* START Extracted material *

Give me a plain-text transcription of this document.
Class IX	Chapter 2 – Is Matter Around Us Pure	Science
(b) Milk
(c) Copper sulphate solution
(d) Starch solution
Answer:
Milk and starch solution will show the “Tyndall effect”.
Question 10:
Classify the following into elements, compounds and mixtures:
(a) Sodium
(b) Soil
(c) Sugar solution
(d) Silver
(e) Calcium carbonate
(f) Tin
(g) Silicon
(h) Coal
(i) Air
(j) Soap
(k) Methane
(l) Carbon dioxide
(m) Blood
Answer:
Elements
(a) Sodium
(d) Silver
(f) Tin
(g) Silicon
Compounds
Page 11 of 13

* END Extracted material *

Instructions to follow:
All of the entries should be written out again exactly.

The result:
Give me a plain-text transcription of this document.
Class IX	Chapter 2 – Is Matter Around Us Pure	Science
(b) Milk
(c) Copper sulphate solution
(d) Starch solution
Answer:
Milk and starch solution will show the “Tyndall effect”.
Question 10:
Classify the following into elements, compounds and mixtures:
(a) Sodium
(b) Soil
(c) Sugar solution
(d) Silver
(e) Calcium carbonate
(f) Tin
(g) Silicon
(h) Coal
(i) Air
(j) Soap
(k) Methane
(l) Carbon dioxide
(m) Blood
Answer:
Elements
(a) Sodium
(d) Silver
(f) Tin
(g) Silicon
Compounds
Page 11 of 13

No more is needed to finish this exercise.